* Aim
Every line below that contains "conversion" is to be copied.
— BEGIN Records for this exercise —
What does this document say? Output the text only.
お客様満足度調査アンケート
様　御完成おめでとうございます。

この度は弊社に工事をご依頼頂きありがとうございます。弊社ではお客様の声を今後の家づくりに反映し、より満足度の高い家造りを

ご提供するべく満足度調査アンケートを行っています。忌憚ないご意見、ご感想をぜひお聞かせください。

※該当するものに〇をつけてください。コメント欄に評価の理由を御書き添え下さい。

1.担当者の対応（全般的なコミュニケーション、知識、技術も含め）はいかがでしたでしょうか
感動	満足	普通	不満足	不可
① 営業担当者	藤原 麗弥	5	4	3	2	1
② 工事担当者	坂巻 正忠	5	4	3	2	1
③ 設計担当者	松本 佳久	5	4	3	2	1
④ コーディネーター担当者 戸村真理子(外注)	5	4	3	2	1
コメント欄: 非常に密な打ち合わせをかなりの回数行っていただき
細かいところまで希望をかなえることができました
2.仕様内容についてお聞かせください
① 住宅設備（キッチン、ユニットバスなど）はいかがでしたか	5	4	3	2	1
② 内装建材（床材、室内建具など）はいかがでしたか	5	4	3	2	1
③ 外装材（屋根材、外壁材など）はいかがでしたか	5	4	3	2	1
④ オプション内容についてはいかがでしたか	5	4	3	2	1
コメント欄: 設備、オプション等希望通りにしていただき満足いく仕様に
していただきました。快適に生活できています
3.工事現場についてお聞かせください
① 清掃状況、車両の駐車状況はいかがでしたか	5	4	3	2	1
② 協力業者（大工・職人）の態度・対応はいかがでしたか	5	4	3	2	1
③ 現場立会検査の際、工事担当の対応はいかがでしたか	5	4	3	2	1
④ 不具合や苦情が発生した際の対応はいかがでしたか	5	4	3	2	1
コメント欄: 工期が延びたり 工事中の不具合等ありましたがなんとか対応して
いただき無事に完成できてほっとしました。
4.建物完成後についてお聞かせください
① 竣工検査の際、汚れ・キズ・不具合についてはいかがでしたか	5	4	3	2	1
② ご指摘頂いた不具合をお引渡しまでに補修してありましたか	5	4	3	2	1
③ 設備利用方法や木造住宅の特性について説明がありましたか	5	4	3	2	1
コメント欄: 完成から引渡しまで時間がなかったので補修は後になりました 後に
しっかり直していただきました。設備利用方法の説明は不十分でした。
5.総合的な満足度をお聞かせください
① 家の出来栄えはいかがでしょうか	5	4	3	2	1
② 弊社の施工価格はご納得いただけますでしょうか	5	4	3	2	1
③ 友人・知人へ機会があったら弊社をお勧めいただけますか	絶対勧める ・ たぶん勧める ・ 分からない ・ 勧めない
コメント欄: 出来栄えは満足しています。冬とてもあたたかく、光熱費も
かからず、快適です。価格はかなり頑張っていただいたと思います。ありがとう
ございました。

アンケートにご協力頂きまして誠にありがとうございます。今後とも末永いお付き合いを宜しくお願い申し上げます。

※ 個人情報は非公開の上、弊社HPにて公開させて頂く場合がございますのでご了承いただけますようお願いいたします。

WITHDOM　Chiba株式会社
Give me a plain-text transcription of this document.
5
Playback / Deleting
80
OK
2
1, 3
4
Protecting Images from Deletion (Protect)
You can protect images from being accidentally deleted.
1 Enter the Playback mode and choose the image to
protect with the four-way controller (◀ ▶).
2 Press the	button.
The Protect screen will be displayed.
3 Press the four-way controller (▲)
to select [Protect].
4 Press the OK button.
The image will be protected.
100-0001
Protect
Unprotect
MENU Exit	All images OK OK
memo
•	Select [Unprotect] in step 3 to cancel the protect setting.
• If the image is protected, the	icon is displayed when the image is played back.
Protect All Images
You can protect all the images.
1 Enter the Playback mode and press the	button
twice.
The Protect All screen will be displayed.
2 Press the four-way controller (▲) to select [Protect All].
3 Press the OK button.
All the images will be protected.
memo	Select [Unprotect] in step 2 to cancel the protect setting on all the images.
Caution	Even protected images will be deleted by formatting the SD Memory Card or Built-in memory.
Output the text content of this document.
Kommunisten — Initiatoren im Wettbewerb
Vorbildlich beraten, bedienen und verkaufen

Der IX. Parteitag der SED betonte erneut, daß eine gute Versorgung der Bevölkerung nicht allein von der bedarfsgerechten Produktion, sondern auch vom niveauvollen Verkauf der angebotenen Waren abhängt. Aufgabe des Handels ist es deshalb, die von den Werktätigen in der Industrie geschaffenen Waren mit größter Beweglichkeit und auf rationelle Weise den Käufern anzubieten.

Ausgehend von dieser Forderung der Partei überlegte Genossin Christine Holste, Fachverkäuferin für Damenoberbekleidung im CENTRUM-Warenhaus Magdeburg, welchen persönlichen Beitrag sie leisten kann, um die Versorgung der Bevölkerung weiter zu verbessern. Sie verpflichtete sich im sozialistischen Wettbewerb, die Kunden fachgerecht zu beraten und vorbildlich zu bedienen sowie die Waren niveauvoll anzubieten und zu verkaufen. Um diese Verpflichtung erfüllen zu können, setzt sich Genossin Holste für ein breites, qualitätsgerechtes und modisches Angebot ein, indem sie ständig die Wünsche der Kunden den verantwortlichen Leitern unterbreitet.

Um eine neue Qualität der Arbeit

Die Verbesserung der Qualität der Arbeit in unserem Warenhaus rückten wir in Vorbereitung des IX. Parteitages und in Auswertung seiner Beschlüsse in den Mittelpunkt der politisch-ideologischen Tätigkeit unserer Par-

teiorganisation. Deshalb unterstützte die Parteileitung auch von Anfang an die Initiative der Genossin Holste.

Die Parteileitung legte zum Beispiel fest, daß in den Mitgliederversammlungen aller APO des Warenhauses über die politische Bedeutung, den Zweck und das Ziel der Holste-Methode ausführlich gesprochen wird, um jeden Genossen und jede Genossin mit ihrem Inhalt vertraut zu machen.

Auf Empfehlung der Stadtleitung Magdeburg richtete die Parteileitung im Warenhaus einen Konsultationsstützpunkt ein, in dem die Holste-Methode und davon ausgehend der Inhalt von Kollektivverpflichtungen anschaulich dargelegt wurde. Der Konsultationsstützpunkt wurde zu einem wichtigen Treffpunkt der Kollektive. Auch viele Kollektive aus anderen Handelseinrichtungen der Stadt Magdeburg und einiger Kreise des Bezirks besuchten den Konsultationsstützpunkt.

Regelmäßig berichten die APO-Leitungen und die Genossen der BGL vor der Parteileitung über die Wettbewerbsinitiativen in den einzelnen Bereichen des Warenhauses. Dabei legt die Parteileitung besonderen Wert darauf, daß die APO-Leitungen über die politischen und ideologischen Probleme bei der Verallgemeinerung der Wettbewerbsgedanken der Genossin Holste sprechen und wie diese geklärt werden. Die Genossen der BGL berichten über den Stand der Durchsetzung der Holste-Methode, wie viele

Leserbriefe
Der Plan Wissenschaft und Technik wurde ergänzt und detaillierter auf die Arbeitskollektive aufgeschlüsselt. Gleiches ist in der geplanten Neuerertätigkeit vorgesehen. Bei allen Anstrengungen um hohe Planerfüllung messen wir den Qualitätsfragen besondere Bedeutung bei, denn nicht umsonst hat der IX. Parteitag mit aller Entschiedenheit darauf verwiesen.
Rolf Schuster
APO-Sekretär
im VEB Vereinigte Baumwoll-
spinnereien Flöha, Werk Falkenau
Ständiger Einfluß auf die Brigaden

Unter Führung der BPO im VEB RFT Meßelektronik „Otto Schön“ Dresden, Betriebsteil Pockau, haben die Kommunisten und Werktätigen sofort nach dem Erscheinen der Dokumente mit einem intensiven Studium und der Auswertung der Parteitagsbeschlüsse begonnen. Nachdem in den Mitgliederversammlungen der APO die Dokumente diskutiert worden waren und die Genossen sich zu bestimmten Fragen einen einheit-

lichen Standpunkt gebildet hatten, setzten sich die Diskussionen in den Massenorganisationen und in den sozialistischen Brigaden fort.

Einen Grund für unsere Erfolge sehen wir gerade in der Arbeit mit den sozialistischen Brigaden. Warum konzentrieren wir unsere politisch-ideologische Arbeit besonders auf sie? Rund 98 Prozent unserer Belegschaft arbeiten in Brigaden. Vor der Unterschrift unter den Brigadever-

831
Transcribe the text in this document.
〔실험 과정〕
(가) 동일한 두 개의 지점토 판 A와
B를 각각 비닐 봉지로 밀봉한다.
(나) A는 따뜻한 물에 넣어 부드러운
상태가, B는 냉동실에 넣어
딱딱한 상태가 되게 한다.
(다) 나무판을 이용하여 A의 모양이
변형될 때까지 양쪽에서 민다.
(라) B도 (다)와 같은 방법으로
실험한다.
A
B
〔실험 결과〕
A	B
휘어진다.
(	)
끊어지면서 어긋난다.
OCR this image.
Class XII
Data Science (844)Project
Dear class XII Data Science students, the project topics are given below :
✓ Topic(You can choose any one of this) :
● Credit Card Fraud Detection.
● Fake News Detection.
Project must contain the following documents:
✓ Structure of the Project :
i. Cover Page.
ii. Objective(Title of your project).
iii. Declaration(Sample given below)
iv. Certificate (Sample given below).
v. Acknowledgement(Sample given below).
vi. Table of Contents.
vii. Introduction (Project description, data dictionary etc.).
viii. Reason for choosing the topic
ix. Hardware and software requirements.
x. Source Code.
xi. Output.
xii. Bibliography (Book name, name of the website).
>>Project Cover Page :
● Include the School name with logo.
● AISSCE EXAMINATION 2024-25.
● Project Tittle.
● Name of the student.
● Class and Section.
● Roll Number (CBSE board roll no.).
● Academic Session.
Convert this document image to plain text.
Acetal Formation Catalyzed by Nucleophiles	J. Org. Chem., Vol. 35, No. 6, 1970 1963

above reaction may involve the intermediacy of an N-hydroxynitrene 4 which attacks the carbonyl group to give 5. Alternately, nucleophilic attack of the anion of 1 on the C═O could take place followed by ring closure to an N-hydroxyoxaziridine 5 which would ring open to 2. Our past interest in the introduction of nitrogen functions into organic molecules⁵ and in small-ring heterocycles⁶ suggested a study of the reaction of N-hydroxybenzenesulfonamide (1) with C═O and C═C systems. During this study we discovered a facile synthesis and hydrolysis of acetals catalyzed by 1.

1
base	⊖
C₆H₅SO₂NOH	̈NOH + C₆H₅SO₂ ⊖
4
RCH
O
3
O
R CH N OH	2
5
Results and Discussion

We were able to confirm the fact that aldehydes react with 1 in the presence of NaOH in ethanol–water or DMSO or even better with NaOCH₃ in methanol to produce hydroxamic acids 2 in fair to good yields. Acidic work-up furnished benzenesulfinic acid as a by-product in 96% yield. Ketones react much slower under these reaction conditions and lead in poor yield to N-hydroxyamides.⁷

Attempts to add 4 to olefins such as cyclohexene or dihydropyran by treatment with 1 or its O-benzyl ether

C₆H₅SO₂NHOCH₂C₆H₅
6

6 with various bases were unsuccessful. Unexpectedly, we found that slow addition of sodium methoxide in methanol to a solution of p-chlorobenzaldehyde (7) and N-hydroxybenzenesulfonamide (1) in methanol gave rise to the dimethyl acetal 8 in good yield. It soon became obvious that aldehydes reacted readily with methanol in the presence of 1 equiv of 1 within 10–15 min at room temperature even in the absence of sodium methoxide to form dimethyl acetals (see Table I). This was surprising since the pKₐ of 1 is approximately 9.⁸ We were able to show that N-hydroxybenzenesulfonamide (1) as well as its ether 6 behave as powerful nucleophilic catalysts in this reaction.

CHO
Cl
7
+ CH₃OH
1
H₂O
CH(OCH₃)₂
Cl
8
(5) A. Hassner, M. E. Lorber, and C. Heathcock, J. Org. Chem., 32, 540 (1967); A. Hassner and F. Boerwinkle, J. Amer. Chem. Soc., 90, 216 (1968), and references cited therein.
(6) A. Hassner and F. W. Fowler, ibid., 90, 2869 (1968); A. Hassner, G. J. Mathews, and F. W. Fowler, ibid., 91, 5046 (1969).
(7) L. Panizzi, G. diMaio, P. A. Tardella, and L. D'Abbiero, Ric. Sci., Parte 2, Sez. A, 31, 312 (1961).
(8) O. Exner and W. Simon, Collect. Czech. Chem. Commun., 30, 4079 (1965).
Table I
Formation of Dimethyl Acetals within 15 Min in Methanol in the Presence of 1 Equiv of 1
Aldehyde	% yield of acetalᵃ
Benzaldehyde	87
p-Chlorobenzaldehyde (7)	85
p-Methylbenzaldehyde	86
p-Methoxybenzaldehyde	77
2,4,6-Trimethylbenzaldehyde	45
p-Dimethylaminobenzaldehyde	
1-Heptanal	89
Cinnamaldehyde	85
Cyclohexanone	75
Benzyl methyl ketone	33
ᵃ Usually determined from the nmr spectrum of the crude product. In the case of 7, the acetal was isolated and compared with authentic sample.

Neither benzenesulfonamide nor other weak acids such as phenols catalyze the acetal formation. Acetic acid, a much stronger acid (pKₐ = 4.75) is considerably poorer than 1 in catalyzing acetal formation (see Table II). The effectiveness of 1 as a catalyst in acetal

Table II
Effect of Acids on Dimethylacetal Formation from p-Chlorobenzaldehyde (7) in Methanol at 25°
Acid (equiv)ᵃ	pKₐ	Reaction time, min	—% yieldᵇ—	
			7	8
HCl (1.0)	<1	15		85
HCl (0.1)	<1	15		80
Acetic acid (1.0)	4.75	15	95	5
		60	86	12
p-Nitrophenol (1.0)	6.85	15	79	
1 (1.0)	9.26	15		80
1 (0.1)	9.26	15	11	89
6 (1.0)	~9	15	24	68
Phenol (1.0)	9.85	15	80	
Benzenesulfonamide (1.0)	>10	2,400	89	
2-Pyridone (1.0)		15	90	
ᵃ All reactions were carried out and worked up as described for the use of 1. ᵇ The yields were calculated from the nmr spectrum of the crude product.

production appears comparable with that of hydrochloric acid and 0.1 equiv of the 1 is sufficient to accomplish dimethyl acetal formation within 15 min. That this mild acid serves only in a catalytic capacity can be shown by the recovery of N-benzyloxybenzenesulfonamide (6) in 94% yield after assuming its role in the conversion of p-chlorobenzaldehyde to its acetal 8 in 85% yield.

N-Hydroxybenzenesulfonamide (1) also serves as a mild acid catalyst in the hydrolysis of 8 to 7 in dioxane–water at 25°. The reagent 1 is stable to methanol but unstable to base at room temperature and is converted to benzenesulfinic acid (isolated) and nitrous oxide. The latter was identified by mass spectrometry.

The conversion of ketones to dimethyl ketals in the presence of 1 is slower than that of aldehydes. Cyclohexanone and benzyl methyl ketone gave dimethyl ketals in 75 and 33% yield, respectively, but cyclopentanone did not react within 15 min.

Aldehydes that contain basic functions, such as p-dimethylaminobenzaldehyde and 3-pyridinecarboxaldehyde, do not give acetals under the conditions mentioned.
— END Records for this exercise —
* Result of the task
production appears comparable with that of hydrochloric acid and 0.1 equiv of the 1 is sufficient to accomplish dimethyl acetal formation within 15 min. That this mild acid serves only in a catalytic capacity can be shown by the recovery of N-benzyloxybenzenesulfonamide (6) in 94% yield after assuming its role in the conversion of p-chlorobenzaldehyde to its acetal 8 in 85% yield.
The conversion of ketones to dimethyl ketals in the presence of 1 is slower than that of aldehydes. Cyclohexanone and benzyl methyl ketone gave dimethyl ketals in 75 and 33% yield, respectively, but cyclopentanone did not react within 15 min.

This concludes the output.